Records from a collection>
* * * * *

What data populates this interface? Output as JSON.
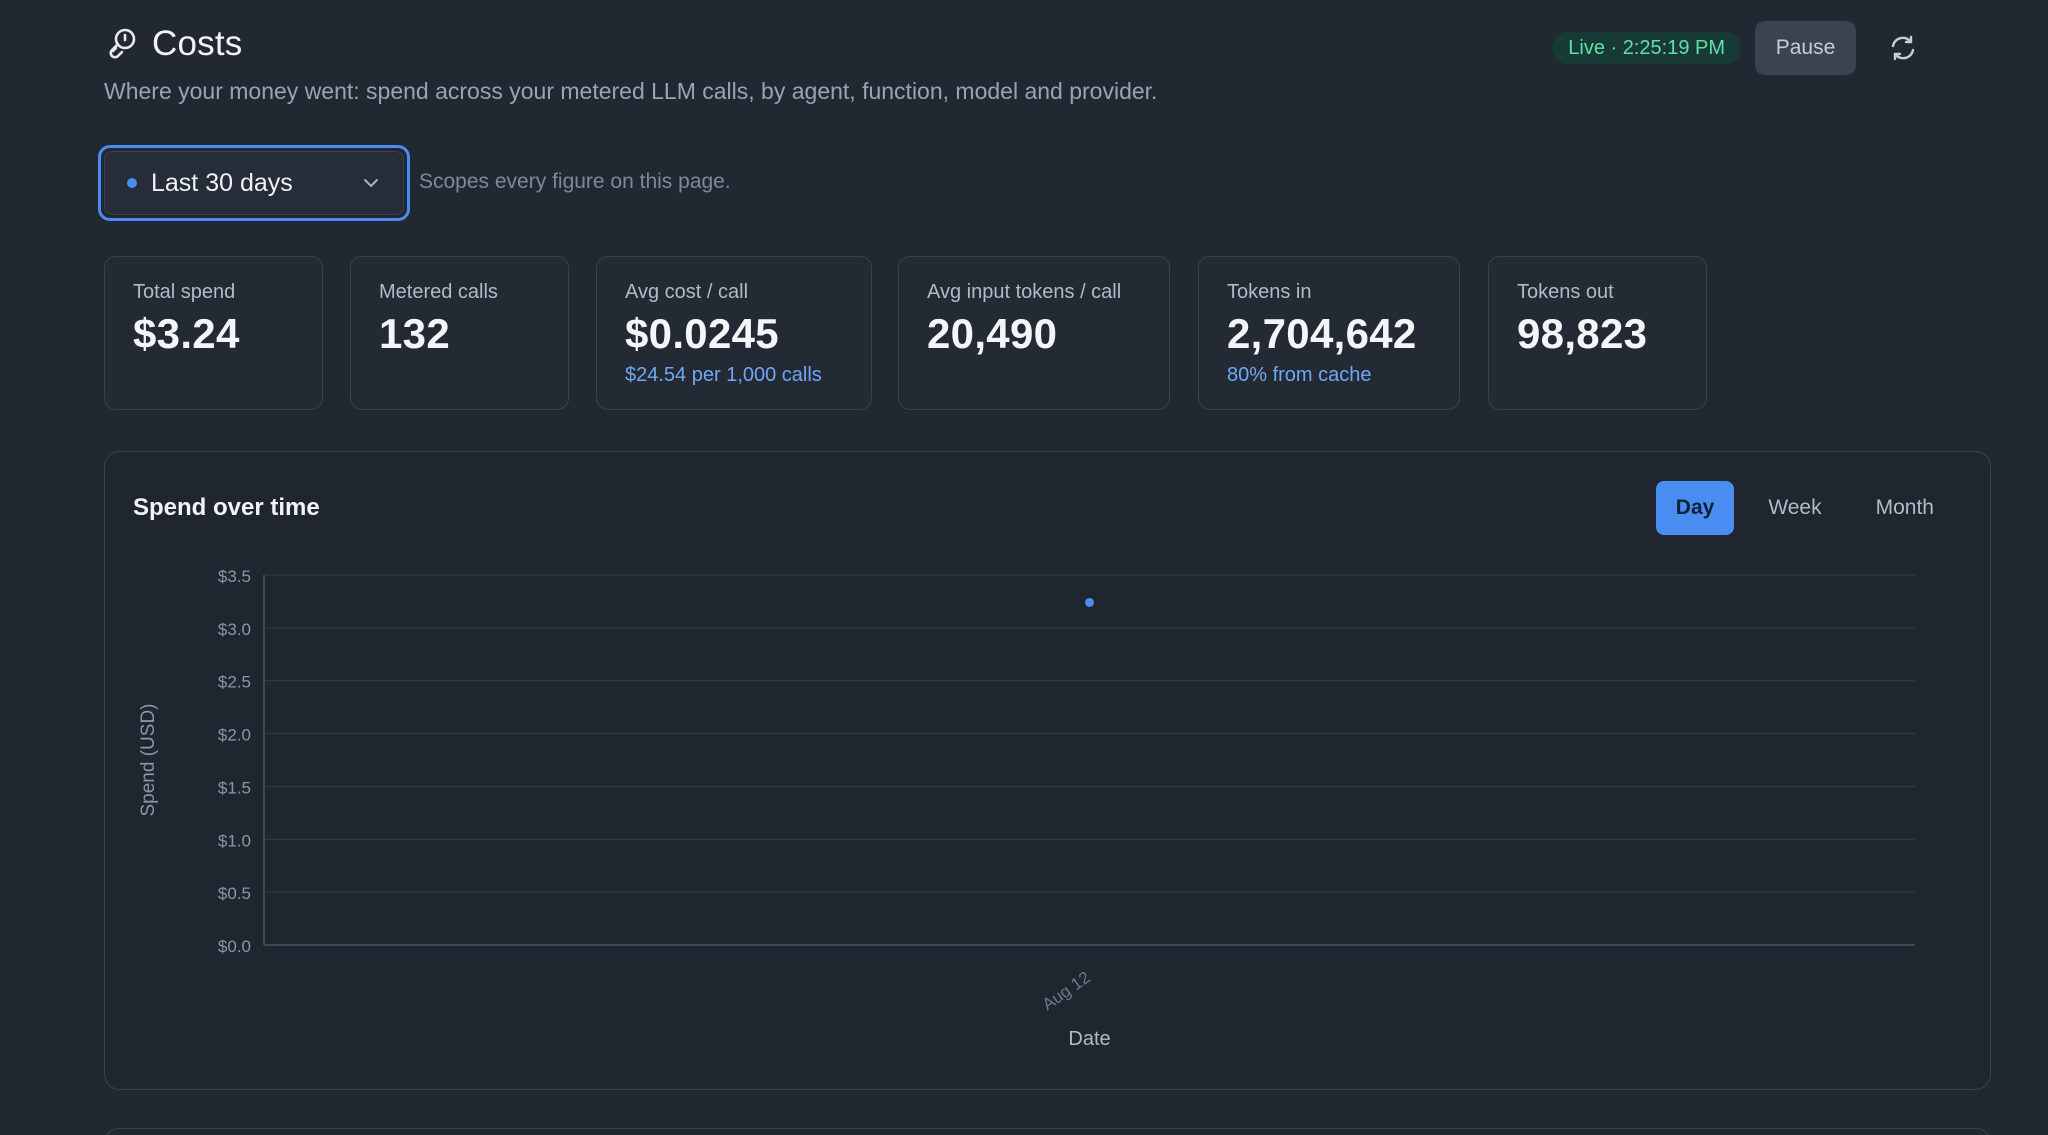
{
  "header": {
    "title": "Costs",
    "title_icon": "coin-link-icon",
    "subtitle": "Where your money went: spend across your metered LLM calls, by agent, function, model and provider.",
    "live_label": "Live · 2:25:19 PM",
    "pause_label": "Pause",
    "refresh_icon": "refresh-icon"
  },
  "range": {
    "selected": "Last 30 days",
    "hint": "Scopes every figure on this page."
  },
  "stats": [
    {
      "label": "Total spend",
      "value": "$3.24",
      "sub": ""
    },
    {
      "label": "Metered calls",
      "value": "132",
      "sub": ""
    },
    {
      "label": "Avg cost / call",
      "value": "$0.0245",
      "sub": "$24.54 per 1,000 calls"
    },
    {
      "label": "Avg input tokens / call",
      "value": "20,490",
      "sub": ""
    },
    {
      "label": "Tokens in",
      "value": "2,704,642",
      "sub": "80% from cache"
    },
    {
      "label": "Tokens out",
      "value": "98,823",
      "sub": ""
    }
  ],
  "colors": {
    "accent": "#4a8df2",
    "live": "#5fe0a8",
    "sub": "#6ea8f5"
  },
  "spend_panel": {
    "title": "Spend over time",
    "granularity": [
      "Day",
      "Week",
      "Month"
    ],
    "selected_granularity": "Day"
  },
  "chart_data": {
    "type": "scatter",
    "title": "",
    "xlabel": "Date",
    "ylabel": "Spend (USD)",
    "x": [
      "Aug 12"
    ],
    "values": [
      3.24
    ],
    "ylim": [
      0,
      3.5
    ],
    "yticks": [
      "$0.0",
      "$0.5",
      "$1.0",
      "$1.5",
      "$2.0",
      "$2.5",
      "$3.0",
      "$3.5"
    ],
    "grid": true,
    "color": "#4a8df2"
  }
}
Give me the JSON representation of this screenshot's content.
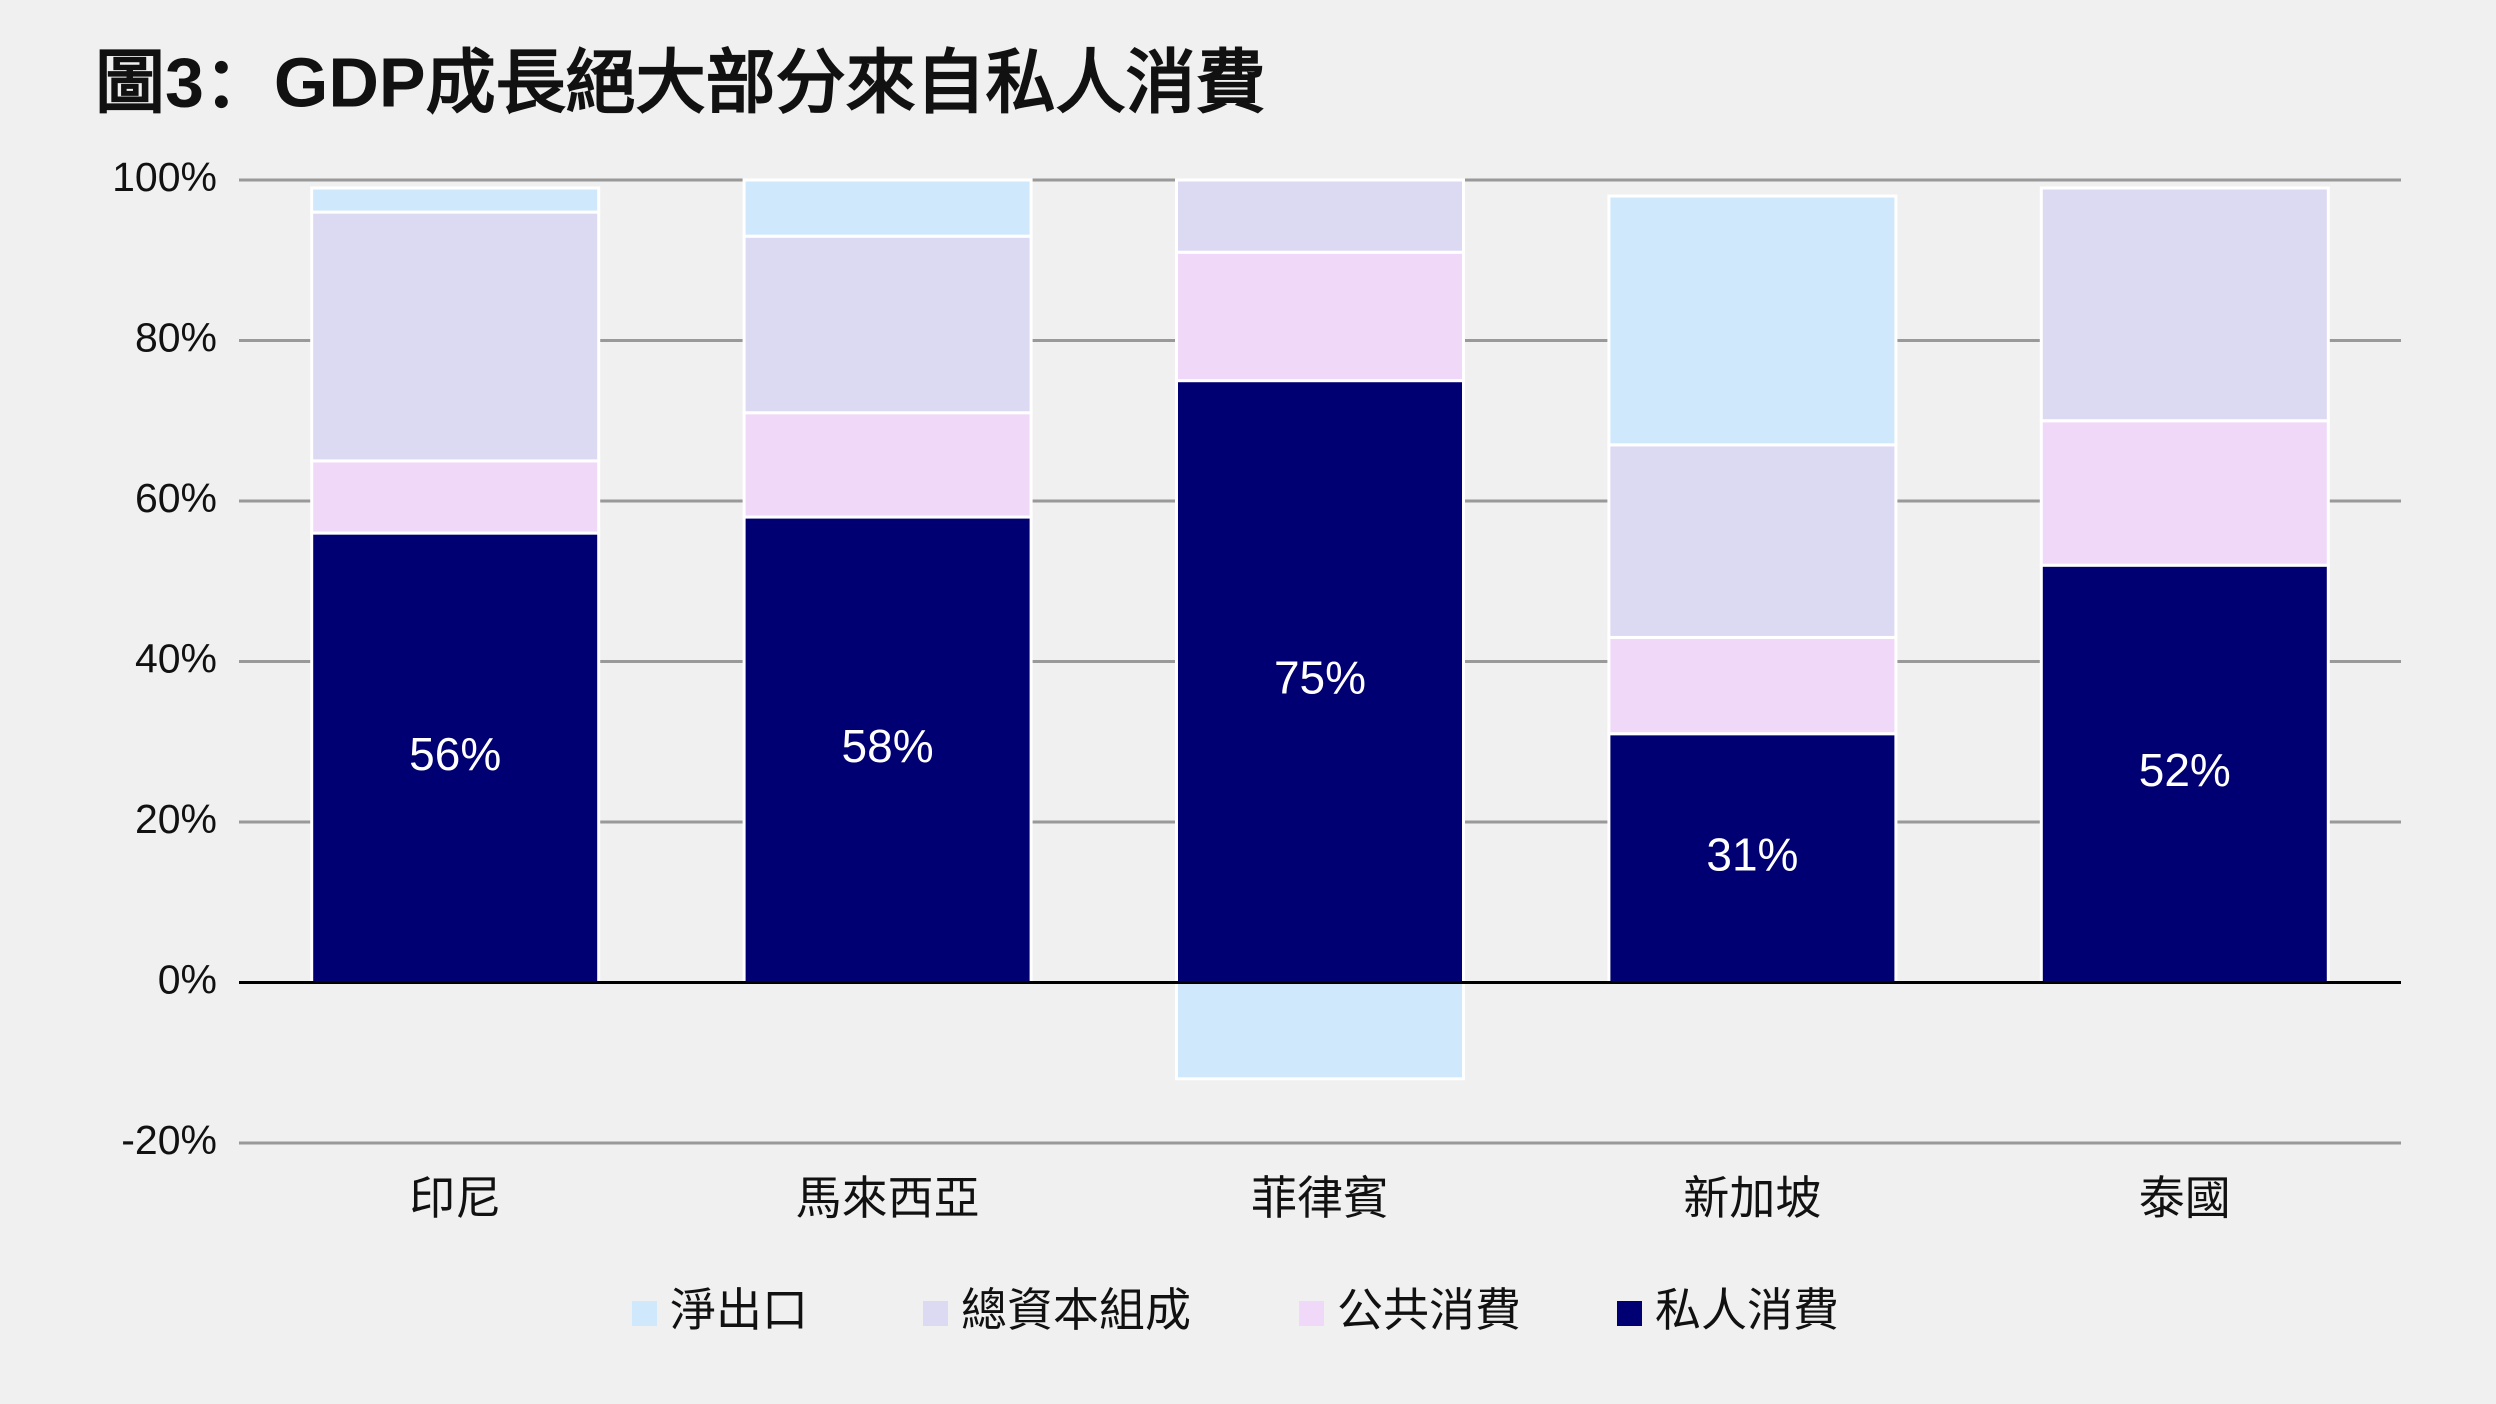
{
  "chart_data": {
    "type": "stacked_bar",
    "title": "圖3：GDP成長絕大部分來自私人消費",
    "categories": [
      "印尼",
      "馬來西亞",
      "菲律賓",
      "新加坡",
      "泰國"
    ],
    "series": [
      {
        "name": "淨出口",
        "color": "#cfe8fb",
        "values": [
          3,
          7,
          -12,
          31,
          0
        ]
      },
      {
        "name": "總資本組成",
        "color": "#dcd9f3",
        "values": [
          31,
          22,
          9,
          24,
          29
        ]
      },
      {
        "name": "公共消費",
        "color": "#f0d8f8",
        "values": [
          9,
          13,
          16,
          12,
          18
        ]
      },
      {
        "name": "私人消費",
        "color": "#000073",
        "values": [
          56,
          58,
          75,
          31,
          52
        ],
        "value_labels": [
          "56%",
          "58%",
          "75%",
          "31%",
          "52%"
        ]
      }
    ],
    "ylim": [
      -20,
      100
    ],
    "yticks": [
      {
        "value": -20,
        "label": "-20%"
      },
      {
        "value": 0,
        "label": "0%"
      },
      {
        "value": 20,
        "label": "20%"
      },
      {
        "value": 40,
        "label": "40%"
      },
      {
        "value": 60,
        "label": "60%"
      },
      {
        "value": 80,
        "label": "80%"
      },
      {
        "value": 100,
        "label": "100%"
      }
    ],
    "grid": true,
    "legend": "bottom"
  }
}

* * * * *

Set problem> Find how many lines in the listing contain the word "JSON" and give that count alone.

Solution to this exercise> 2